Short exercise -> Take the material and output all of it exactly.

(Records about charts and figures)
-------------------------

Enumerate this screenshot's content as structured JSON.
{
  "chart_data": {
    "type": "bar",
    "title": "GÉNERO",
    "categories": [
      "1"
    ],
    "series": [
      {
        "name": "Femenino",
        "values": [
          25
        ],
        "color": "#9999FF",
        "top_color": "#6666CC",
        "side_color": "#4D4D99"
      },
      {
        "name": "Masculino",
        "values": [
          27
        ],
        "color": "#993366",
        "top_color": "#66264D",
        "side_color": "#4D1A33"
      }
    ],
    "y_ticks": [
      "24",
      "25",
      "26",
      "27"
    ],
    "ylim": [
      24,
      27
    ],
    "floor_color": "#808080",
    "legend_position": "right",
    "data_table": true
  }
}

-------------------------

Finished exercise ->
Enumerate this screenshot's content as structured JSON.
{
  "chart_data": {
    "type": "bar",
    "title": "GÉNERO",
    "categories": [
      "1"
    ],
    "series": [
      {
        "name": "Femenino",
        "values": [
          25
        ],
        "color": "#9999FF",
        "top_color": "#6666CC",
        "side_color": "#4D4D99"
      },
      {
        "name": "Masculino",
        "values": [
          27
        ],
        "color": "#993366",
        "top_color": "#66264D",
        "side_color": "#4D1A33"
      }
    ],
    "y_ticks": [
      "24",
      "25",
      "26",
      "27"
    ],
    "ylim": [
      24,
      27
    ],
    "floor_color": "#808080",
    "legend_position": "right",
    "data_table": true
  }
}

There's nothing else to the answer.